Stored data:
^^^^^^^^^^^^^^^^

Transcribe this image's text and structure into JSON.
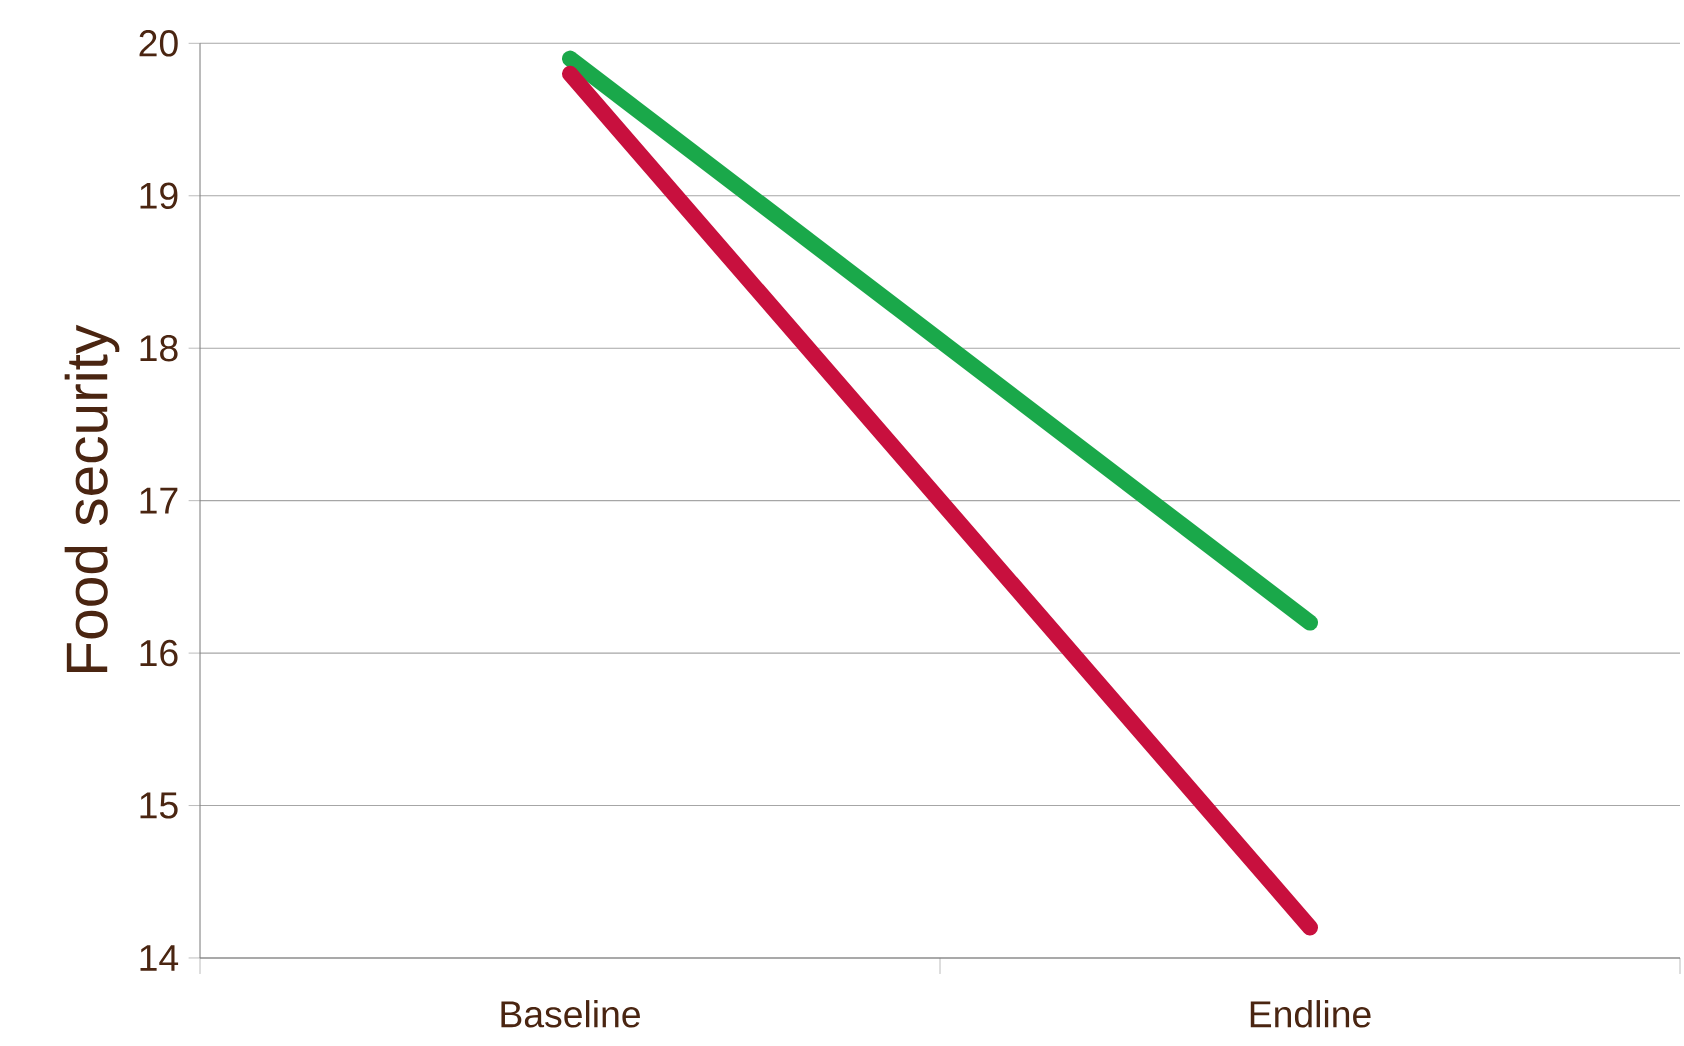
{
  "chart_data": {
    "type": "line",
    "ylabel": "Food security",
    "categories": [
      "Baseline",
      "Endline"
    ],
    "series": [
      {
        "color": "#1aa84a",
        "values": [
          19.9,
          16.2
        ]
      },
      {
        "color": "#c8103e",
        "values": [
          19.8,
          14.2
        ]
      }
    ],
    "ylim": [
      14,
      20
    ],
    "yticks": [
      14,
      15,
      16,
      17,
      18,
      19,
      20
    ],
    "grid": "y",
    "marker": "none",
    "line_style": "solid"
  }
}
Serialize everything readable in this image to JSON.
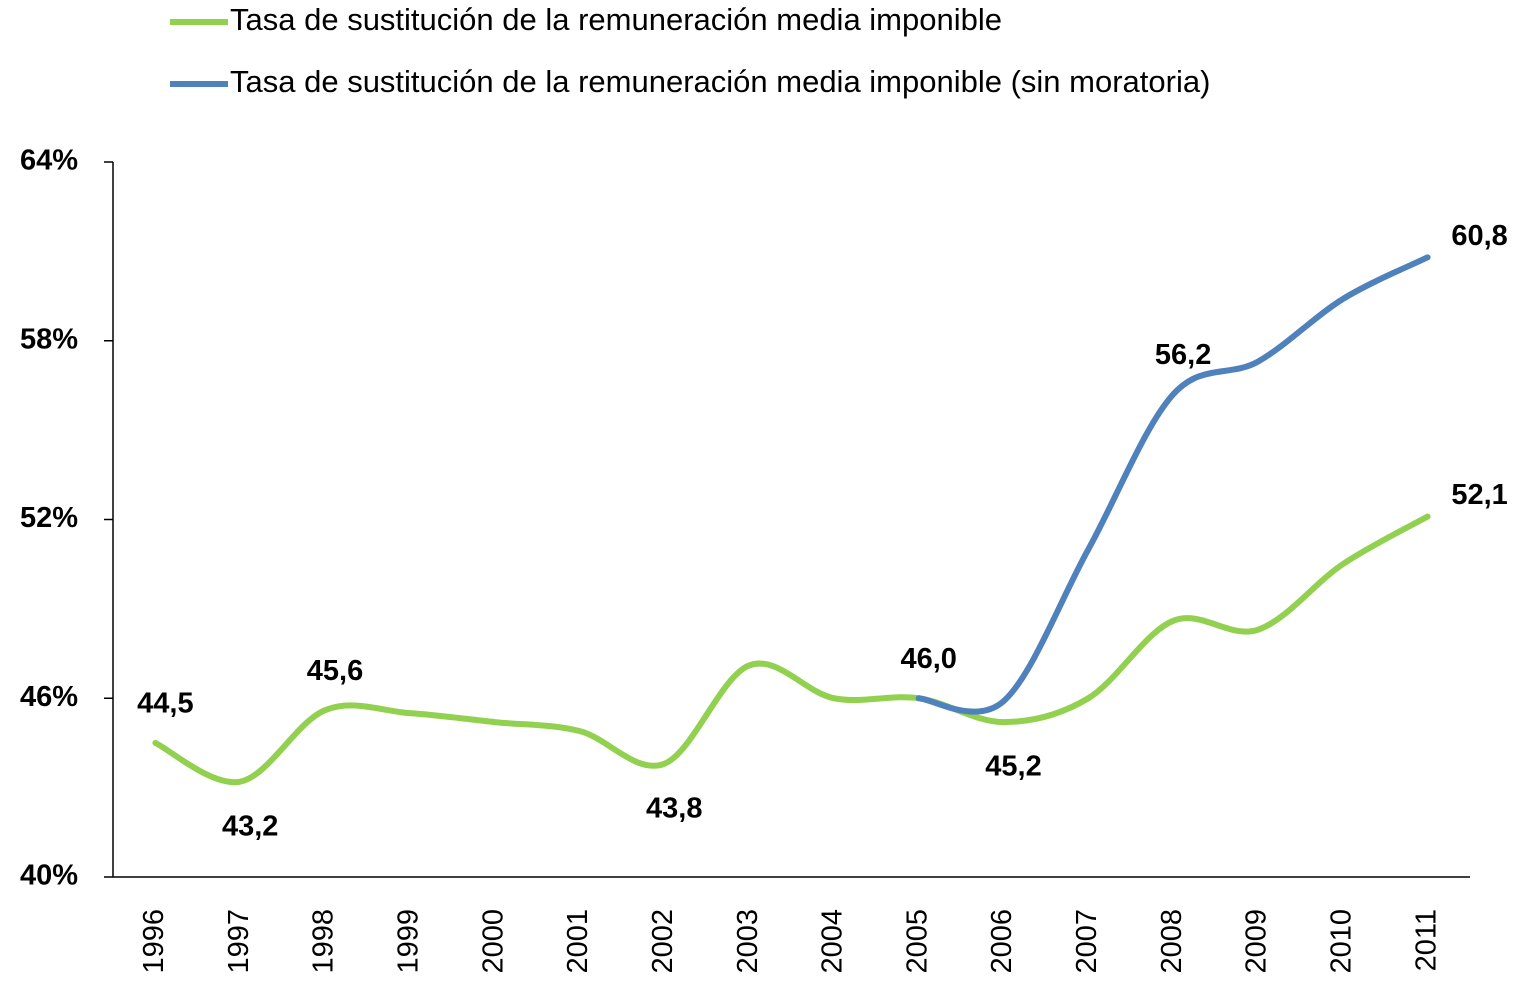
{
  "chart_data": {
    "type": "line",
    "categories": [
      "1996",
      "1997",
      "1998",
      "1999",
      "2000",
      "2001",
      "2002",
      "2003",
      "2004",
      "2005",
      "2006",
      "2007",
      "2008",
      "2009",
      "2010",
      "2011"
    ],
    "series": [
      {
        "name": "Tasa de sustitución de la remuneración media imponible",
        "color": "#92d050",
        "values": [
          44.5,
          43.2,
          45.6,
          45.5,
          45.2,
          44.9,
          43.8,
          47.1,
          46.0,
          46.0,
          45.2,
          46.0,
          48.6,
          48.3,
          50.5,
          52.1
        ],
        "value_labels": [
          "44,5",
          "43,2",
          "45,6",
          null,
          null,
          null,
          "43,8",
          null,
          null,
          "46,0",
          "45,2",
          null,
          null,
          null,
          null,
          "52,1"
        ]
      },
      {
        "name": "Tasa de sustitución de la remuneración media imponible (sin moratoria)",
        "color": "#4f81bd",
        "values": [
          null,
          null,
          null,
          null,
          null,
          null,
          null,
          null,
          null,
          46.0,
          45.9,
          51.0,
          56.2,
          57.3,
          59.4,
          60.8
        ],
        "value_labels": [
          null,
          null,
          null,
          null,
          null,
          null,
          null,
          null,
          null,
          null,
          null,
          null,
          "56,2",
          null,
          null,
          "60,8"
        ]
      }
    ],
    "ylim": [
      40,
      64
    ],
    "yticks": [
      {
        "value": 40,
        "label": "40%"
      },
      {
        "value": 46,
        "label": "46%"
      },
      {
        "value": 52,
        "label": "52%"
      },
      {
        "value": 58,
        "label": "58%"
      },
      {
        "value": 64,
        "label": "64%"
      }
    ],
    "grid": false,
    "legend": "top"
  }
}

^^^^^^^^^^^^^^^^

Omit every picture while copying the listing above exactly.

Transcribe this image's text and structure into JSON.
{
  "chart_data": {
    "type": "line",
    "ylabel": "Food security",
    "categories": [
      "Baseline",
      "Endline"
    ],
    "series": [
      {
        "color": "#1aa84a",
        "values": [
          19.9,
          16.2
        ]
      },
      {
        "color": "#c8103e",
        "values": [
          19.8,
          14.2
        ]
      }
    ],
    "ylim": [
      14,
      20
    ],
    "yticks": [
      14,
      15,
      16,
      17,
      18,
      19,
      20
    ],
    "grid": "y",
    "marker": "none",
    "line_style": "solid"
  }
}
Serialize everything readable in this image to JSON.
{
  "chart_data": {
    "type": "line",
    "categories": [
      "1996",
      "1997",
      "1998",
      "1999",
      "2000",
      "2001",
      "2002",
      "2003",
      "2004",
      "2005",
      "2006",
      "2007",
      "2008",
      "2009",
      "2010",
      "2011"
    ],
    "series": [
      {
        "name": "Tasa de sustitución de la remuneración media imponible",
        "color": "#92d050",
        "values": [
          44.5,
          43.2,
          45.6,
          45.5,
          45.2,
          44.9,
          43.8,
          47.1,
          46.0,
          46.0,
          45.2,
          46.0,
          48.6,
          48.3,
          50.5,
          52.1
        ],
        "value_labels": [
          "44,5",
          "43,2",
          "45,6",
          null,
          null,
          null,
          "43,8",
          null,
          null,
          "46,0",
          "45,2",
          null,
          null,
          null,
          null,
          "52,1"
        ]
      },
      {
        "name": "Tasa de sustitución de la remuneración media imponible (sin moratoria)",
        "color": "#4f81bd",
        "values": [
          null,
          null,
          null,
          null,
          null,
          null,
          null,
          null,
          null,
          46.0,
          45.9,
          51.0,
          56.2,
          57.3,
          59.4,
          60.8
        ],
        "value_labels": [
          null,
          null,
          null,
          null,
          null,
          null,
          null,
          null,
          null,
          null,
          null,
          null,
          "56,2",
          null,
          null,
          "60,8"
        ]
      }
    ],
    "ylim": [
      40,
      64
    ],
    "yticks": [
      {
        "value": 40,
        "label": "40%"
      },
      {
        "value": 46,
        "label": "46%"
      },
      {
        "value": 52,
        "label": "52%"
      },
      {
        "value": 58,
        "label": "58%"
      },
      {
        "value": 64,
        "label": "64%"
      }
    ],
    "grid": false,
    "legend": "top"
  }
}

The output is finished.